**What is being asked**
Reproduce the material in full, unchanged.

**Data for the task**

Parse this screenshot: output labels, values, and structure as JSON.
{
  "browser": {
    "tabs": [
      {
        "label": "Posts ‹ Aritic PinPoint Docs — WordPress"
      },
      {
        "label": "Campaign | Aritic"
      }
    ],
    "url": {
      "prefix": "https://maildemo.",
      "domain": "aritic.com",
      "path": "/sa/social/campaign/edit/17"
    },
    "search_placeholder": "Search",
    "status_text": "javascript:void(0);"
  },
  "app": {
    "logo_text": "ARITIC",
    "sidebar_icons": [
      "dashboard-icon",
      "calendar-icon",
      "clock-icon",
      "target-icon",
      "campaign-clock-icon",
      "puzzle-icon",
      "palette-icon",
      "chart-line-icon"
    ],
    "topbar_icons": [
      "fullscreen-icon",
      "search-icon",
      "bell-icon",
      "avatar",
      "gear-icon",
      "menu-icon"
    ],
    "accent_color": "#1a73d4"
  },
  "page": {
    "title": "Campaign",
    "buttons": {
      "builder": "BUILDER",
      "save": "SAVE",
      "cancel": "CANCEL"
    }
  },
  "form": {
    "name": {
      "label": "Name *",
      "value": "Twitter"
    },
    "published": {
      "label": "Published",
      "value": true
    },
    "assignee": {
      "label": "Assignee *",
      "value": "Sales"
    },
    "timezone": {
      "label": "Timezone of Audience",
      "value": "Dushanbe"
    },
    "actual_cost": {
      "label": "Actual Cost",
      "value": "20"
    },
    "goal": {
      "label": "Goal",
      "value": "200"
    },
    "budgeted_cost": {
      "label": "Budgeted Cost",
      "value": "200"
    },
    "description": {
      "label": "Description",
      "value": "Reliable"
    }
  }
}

**Reply to the exercise**
Parse this screenshot: output labels, values, and structure as JSON.
{
  "browser": {
    "tabs": [
      {
        "label": "Posts ‹ Aritic PinPoint Docs — WordPress"
      },
      {
        "label": "Campaign | Aritic"
      }
    ],
    "url": {
      "prefix": "https://maildemo.",
      "domain": "aritic.com",
      "path": "/sa/social/campaign/edit/17"
    },
    "search_placeholder": "Search",
    "status_text": "javascript:void(0);"
  },
  "app": {
    "logo_text": "ARITIC",
    "sidebar_icons": [
      "dashboard-icon",
      "calendar-icon",
      "clock-icon",
      "target-icon",
      "campaign-clock-icon",
      "puzzle-icon",
      "palette-icon",
      "chart-line-icon"
    ],
    "topbar_icons": [
      "fullscreen-icon",
      "search-icon",
      "bell-icon",
      "avatar",
      "gear-icon",
      "menu-icon"
    ],
    "accent_color": "#1a73d4"
  },
  "page": {
    "title": "Campaign",
    "buttons": {
      "builder": "BUILDER",
      "save": "SAVE",
      "cancel": "CANCEL"
    }
  },
  "form": {
    "name": {
      "label": "Name *",
      "value": "Twitter"
    },
    "published": {
      "label": "Published",
      "value": true
    },
    "assignee": {
      "label": "Assignee *",
      "value": "Sales"
    },
    "timezone": {
      "label": "Timezone of Audience",
      "value": "Dushanbe"
    },
    "actual_cost": {
      "label": "Actual Cost",
      "value": "20"
    },
    "goal": {
      "label": "Goal",
      "value": "200"
    },
    "budgeted_cost": {
      "label": "Budgeted Cost",
      "value": "200"
    },
    "description": {
      "label": "Description",
      "value": "Reliable"
    }
  }
}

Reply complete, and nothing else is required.